Stored data entries
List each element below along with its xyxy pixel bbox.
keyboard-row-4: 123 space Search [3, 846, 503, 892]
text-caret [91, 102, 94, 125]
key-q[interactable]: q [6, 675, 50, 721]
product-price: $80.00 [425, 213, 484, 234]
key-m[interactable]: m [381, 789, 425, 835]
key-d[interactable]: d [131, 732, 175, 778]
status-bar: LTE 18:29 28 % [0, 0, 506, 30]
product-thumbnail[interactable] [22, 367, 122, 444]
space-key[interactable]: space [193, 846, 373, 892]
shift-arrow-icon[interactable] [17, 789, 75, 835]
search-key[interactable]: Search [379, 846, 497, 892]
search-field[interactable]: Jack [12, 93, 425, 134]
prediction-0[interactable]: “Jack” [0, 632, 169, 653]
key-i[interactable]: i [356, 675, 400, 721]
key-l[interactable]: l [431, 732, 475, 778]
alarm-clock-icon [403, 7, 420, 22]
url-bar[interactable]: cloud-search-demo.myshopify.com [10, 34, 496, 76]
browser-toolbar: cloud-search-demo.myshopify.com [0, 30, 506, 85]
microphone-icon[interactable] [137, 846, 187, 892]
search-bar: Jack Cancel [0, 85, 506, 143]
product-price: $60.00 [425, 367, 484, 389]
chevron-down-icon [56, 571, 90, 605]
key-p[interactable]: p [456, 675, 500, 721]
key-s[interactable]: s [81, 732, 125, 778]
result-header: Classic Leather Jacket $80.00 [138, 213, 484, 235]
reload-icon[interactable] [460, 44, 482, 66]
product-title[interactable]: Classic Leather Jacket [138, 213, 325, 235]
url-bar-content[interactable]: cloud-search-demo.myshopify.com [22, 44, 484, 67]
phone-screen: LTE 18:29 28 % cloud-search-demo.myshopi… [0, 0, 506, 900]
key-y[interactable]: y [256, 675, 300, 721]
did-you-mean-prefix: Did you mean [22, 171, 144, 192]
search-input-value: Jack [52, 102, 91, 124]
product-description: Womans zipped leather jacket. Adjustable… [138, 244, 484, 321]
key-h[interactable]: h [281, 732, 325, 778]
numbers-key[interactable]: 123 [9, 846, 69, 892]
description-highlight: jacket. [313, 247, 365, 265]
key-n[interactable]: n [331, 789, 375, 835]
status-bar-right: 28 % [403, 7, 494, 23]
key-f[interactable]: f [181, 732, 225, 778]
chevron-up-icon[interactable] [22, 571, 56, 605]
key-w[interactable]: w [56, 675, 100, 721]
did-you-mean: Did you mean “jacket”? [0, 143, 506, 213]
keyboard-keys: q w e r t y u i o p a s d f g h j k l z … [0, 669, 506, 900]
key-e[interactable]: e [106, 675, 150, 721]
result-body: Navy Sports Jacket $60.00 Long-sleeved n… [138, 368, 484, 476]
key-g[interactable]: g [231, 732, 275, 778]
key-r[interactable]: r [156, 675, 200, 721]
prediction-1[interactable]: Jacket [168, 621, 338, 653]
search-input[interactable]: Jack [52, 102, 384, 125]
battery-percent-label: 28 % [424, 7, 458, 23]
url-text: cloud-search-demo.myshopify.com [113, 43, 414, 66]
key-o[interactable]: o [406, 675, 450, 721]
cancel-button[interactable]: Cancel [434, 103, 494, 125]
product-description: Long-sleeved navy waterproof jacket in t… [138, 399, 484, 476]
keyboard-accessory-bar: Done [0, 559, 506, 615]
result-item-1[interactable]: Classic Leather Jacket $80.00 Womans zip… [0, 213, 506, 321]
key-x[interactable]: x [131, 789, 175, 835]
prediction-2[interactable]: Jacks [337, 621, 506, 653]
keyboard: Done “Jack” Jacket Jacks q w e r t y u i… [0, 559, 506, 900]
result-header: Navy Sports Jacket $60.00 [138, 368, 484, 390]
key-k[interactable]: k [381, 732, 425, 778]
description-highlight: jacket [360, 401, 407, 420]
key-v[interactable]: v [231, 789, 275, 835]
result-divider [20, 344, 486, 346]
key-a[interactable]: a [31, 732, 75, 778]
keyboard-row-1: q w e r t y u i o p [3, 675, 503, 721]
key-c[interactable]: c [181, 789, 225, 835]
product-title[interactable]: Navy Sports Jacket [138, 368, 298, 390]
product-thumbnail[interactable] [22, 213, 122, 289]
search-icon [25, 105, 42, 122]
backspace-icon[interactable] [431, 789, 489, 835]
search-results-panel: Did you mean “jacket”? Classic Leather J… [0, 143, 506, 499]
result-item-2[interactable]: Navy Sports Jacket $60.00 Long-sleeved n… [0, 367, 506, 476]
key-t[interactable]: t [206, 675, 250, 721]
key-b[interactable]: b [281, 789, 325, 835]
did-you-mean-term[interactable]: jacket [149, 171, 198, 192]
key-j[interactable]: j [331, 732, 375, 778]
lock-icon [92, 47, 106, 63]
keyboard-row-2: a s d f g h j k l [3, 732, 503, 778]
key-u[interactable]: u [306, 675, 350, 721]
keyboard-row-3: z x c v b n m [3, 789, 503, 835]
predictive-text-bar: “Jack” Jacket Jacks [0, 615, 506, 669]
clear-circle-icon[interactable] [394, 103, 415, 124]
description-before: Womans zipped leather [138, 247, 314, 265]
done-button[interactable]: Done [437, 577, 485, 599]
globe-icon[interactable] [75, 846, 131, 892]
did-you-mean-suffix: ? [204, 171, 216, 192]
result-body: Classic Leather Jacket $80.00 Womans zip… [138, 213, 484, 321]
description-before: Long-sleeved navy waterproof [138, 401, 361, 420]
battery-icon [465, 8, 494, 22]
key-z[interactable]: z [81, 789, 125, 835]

— Work to complete —
Reproduce every item above word for word, line by line.

— Answer for the task —
List each element below along with its xyxy pixel bbox.
keyboard-row-4: 123 space Search [3, 846, 503, 892]
text-caret [91, 102, 94, 125]
key-q[interactable]: q [6, 675, 50, 721]
product-price: $80.00 [425, 213, 484, 234]
key-m[interactable]: m [381, 789, 425, 835]
key-d[interactable]: d [131, 732, 175, 778]
status-bar: LTE 18:29 28 % [0, 0, 506, 30]
product-thumbnail[interactable] [22, 367, 122, 444]
space-key[interactable]: space [193, 846, 373, 892]
shift-arrow-icon[interactable] [17, 789, 75, 835]
search-key[interactable]: Search [379, 846, 497, 892]
search-field[interactable]: Jack [12, 93, 425, 134]
prediction-0[interactable]: “Jack” [0, 632, 169, 653]
key-i[interactable]: i [356, 675, 400, 721]
key-l[interactable]: l [431, 732, 475, 778]
alarm-clock-icon [403, 7, 420, 22]
url-bar[interactable]: cloud-search-demo.myshopify.com [10, 34, 496, 76]
browser-toolbar: cloud-search-demo.myshopify.com [0, 30, 506, 85]
microphone-icon[interactable] [137, 846, 187, 892]
search-bar: Jack Cancel [0, 85, 506, 143]
product-price: $60.00 [425, 367, 484, 389]
chevron-down-icon [56, 571, 90, 605]
key-p[interactable]: p [456, 675, 500, 721]
key-s[interactable]: s [81, 732, 125, 778]
result-header: Classic Leather Jacket $80.00 [138, 213, 484, 235]
reload-icon[interactable] [460, 44, 482, 66]
product-title[interactable]: Classic Leather Jacket [138, 213, 325, 235]
url-bar-content[interactable]: cloud-search-demo.myshopify.com [22, 44, 484, 67]
phone-screen: LTE 18:29 28 % cloud-search-demo.myshopi… [0, 0, 506, 900]
key-y[interactable]: y [256, 675, 300, 721]
did-you-mean-prefix: Did you mean [22, 171, 144, 192]
search-input-value: Jack [52, 102, 91, 124]
product-description: Womans zipped leather jacket. Adjustable… [138, 244, 484, 321]
key-h[interactable]: h [281, 732, 325, 778]
numbers-key[interactable]: 123 [9, 846, 69, 892]
description-highlight: jacket. [313, 247, 365, 265]
key-n[interactable]: n [331, 789, 375, 835]
status-bar-right: 28 % [403, 7, 494, 23]
key-f[interactable]: f [181, 732, 225, 778]
chevron-up-icon[interactable] [22, 571, 56, 605]
key-w[interactable]: w [56, 675, 100, 721]
did-you-mean: Did you mean “jacket”? [0, 143, 506, 213]
keyboard-keys: q w e r t y u i o p a s d f g h j k l z … [0, 669, 506, 900]
key-e[interactable]: e [106, 675, 150, 721]
result-body: Navy Sports Jacket $60.00 Long-sleeved n… [138, 368, 484, 476]
key-g[interactable]: g [231, 732, 275, 778]
key-r[interactable]: r [156, 675, 200, 721]
prediction-1[interactable]: Jacket [168, 621, 338, 653]
search-input[interactable]: Jack [52, 102, 384, 125]
battery-percent-label: 28 % [424, 7, 458, 23]
url-text: cloud-search-demo.myshopify.com [113, 43, 414, 66]
key-o[interactable]: o [406, 675, 450, 721]
cancel-button[interactable]: Cancel [434, 103, 494, 125]
product-description: Long-sleeved navy waterproof jacket in t… [138, 399, 484, 476]
keyboard-accessory-bar: Done [0, 559, 506, 615]
result-item-1[interactable]: Classic Leather Jacket $80.00 Womans zip… [0, 213, 506, 321]
key-x[interactable]: x [131, 789, 175, 835]
prediction-2[interactable]: Jacks [337, 621, 506, 653]
keyboard: Done “Jack” Jacket Jacks q w e r t y u i… [0, 559, 506, 900]
result-header: Navy Sports Jacket $60.00 [138, 368, 484, 390]
key-k[interactable]: k [381, 732, 425, 778]
description-highlight: jacket [360, 401, 407, 420]
key-v[interactable]: v [231, 789, 275, 835]
result-divider [20, 344, 486, 346]
key-a[interactable]: a [31, 732, 75, 778]
keyboard-row-1: q w e r t y u i o p [3, 675, 503, 721]
key-c[interactable]: c [181, 789, 225, 835]
product-title[interactable]: Navy Sports Jacket [138, 368, 298, 390]
product-thumbnail[interactable] [22, 213, 122, 289]
search-icon [25, 105, 42, 122]
backspace-icon[interactable] [431, 789, 489, 835]
search-results-panel: Did you mean “jacket”? Classic Leather J… [0, 143, 506, 499]
result-item-2[interactable]: Navy Sports Jacket $60.00 Long-sleeved n… [0, 367, 506, 476]
key-t[interactable]: t [206, 675, 250, 721]
key-b[interactable]: b [281, 789, 325, 835]
did-you-mean-term[interactable]: jacket [149, 171, 198, 192]
key-j[interactable]: j [331, 732, 375, 778]
lock-icon [92, 47, 106, 63]
keyboard-row-2: a s d f g h j k l [3, 732, 503, 778]
key-u[interactable]: u [306, 675, 350, 721]
keyboard-row-3: z x c v b n m [3, 789, 503, 835]
predictive-text-bar: “Jack” Jacket Jacks [0, 615, 506, 669]
clear-circle-icon[interactable] [394, 103, 415, 124]
description-before: Womans zipped leather [138, 247, 314, 265]
done-button[interactable]: Done [437, 577, 485, 599]
globe-icon[interactable] [75, 846, 131, 892]
did-you-mean-suffix: ? [204, 171, 216, 192]
result-body: Classic Leather Jacket $80.00 Womans zip… [138, 213, 484, 321]
description-before: Long-sleeved navy waterproof [138, 401, 361, 420]
battery-icon [465, 8, 494, 22]
key-z[interactable]: z [81, 789, 125, 835]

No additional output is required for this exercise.